Transcribe the listing in full, excluding any pictures.

■ TASK DATA
┄┄┄┄┄┄┄┄┄┄┄┄┄┄┄┄┄┄┄┄

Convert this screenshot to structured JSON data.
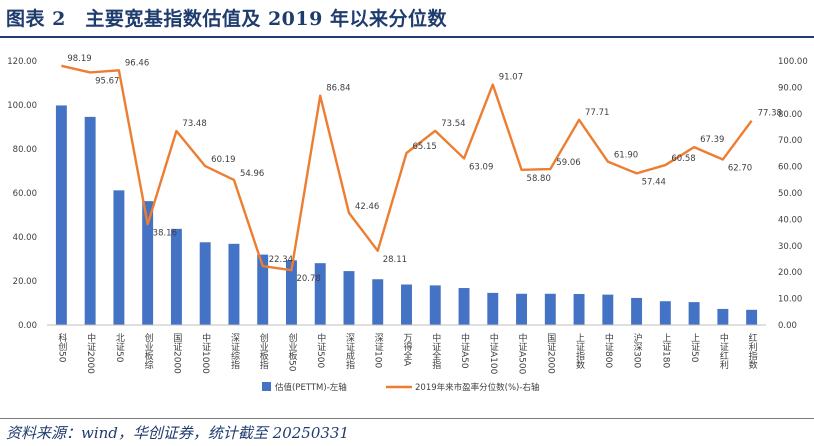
{
  "header": {
    "title": "图表 2　主要宽基指数估值及 2019 年以来分位数"
  },
  "footer": {
    "source": "资料来源：wind，华创证券，统计截至 20250331"
  },
  "chart_data": {
    "type": "bar",
    "categories": [
      "科创50",
      "中证2000",
      "北证50",
      "创业板综",
      "国证2000",
      "中证1000",
      "深证综指",
      "创业板指",
      "创业板50",
      "中证500",
      "深证成指",
      "深证100",
      "万得全A",
      "中证全指",
      "中证A50",
      "中证A100",
      "中证A500",
      "国证2000",
      "上证指数",
      "中证800",
      "沪深300",
      "上证180",
      "上证50",
      "中证红利",
      "红利指数"
    ],
    "series": [
      {
        "name": "估值(PETTM)-左轴",
        "type": "bar",
        "axis": "left",
        "color": "#4472c4",
        "values": [
          99.8,
          94.6,
          61.2,
          56.3,
          43.7,
          37.6,
          36.9,
          32.0,
          29.4,
          28.1,
          24.5,
          20.8,
          18.4,
          18.0,
          16.8,
          14.6,
          14.2,
          14.2,
          14.1,
          13.8,
          12.3,
          10.8,
          10.4,
          7.3,
          6.9
        ]
      },
      {
        "name": "2019年来市盈率分位数(%)-右轴",
        "type": "line",
        "axis": "right",
        "color": "#ed7d31",
        "values": [
          98.19,
          95.67,
          96.46,
          38.16,
          73.48,
          60.19,
          54.96,
          22.34,
          20.78,
          86.84,
          42.46,
          28.11,
          65.15,
          73.54,
          63.09,
          91.07,
          58.8,
          59.06,
          77.71,
          61.9,
          57.44,
          60.58,
          67.39,
          62.7,
          77.38
        ],
        "labels": [
          "98.19",
          "95.67",
          "96.46",
          "38.16",
          "73.48",
          "60.19",
          "54.96",
          "22.34",
          "20.78",
          "86.84",
          "42.46",
          "28.11",
          "65.15",
          "73.54",
          "63.09",
          "91.07",
          "58.80",
          "59.06",
          "77.71",
          "61.90",
          "57.44",
          "60.58",
          "67.39",
          "62.70",
          "77.38"
        ]
      }
    ],
    "y_left": {
      "min": 0,
      "max": 120,
      "step": 20,
      "tick_labels": [
        "0.00",
        "20.00",
        "40.00",
        "60.00",
        "80.00",
        "100.00",
        "120.00"
      ]
    },
    "y_right": {
      "min": 0,
      "max": 100,
      "step": 10,
      "tick_labels": [
        "0.00",
        "10.00",
        "20.00",
        "30.00",
        "40.00",
        "50.00",
        "60.00",
        "70.00",
        "80.00",
        "90.00",
        "100.00"
      ]
    },
    "grid": false,
    "legend": {
      "position": "bottom"
    }
  }
}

┄┄┄┄┄┄┄┄┄┄┄┄┄┄┄┄┄┄┄┄

■ TASK SOLUTION
Convert this screenshot to structured JSON data.
{
  "header": {
    "title": "图表 2　主要宽基指数估值及 2019 年以来分位数"
  },
  "footer": {
    "source": "资料来源：wind，华创证券，统计截至 20250331"
  },
  "chart_data": {
    "type": "bar",
    "categories": [
      "科创50",
      "中证2000",
      "北证50",
      "创业板综",
      "国证2000",
      "中证1000",
      "深证综指",
      "创业板指",
      "创业板50",
      "中证500",
      "深证成指",
      "深证100",
      "万得全A",
      "中证全指",
      "中证A50",
      "中证A100",
      "中证A500",
      "国证2000",
      "上证指数",
      "中证800",
      "沪深300",
      "上证180",
      "上证50",
      "中证红利",
      "红利指数"
    ],
    "series": [
      {
        "name": "估值(PETTM)-左轴",
        "type": "bar",
        "axis": "left",
        "color": "#4472c4",
        "values": [
          99.8,
          94.6,
          61.2,
          56.3,
          43.7,
          37.6,
          36.9,
          32.0,
          29.4,
          28.1,
          24.5,
          20.8,
          18.4,
          18.0,
          16.8,
          14.6,
          14.2,
          14.2,
          14.1,
          13.8,
          12.3,
          10.8,
          10.4,
          7.3,
          6.9
        ]
      },
      {
        "name": "2019年来市盈率分位数(%)-右轴",
        "type": "line",
        "axis": "right",
        "color": "#ed7d31",
        "values": [
          98.19,
          95.67,
          96.46,
          38.16,
          73.48,
          60.19,
          54.96,
          22.34,
          20.78,
          86.84,
          42.46,
          28.11,
          65.15,
          73.54,
          63.09,
          91.07,
          58.8,
          59.06,
          77.71,
          61.9,
          57.44,
          60.58,
          67.39,
          62.7,
          77.38
        ],
        "labels": [
          "98.19",
          "95.67",
          "96.46",
          "38.16",
          "73.48",
          "60.19",
          "54.96",
          "22.34",
          "20.78",
          "86.84",
          "42.46",
          "28.11",
          "65.15",
          "73.54",
          "63.09",
          "91.07",
          "58.80",
          "59.06",
          "77.71",
          "61.90",
          "57.44",
          "60.58",
          "67.39",
          "62.70",
          "77.38"
        ]
      }
    ],
    "y_left": {
      "min": 0,
      "max": 120,
      "step": 20,
      "tick_labels": [
        "0.00",
        "20.00",
        "40.00",
        "60.00",
        "80.00",
        "100.00",
        "120.00"
      ]
    },
    "y_right": {
      "min": 0,
      "max": 100,
      "step": 10,
      "tick_labels": [
        "0.00",
        "10.00",
        "20.00",
        "30.00",
        "40.00",
        "50.00",
        "60.00",
        "70.00",
        "80.00",
        "90.00",
        "100.00"
      ]
    },
    "grid": false,
    "legend": {
      "position": "bottom"
    }
  }
}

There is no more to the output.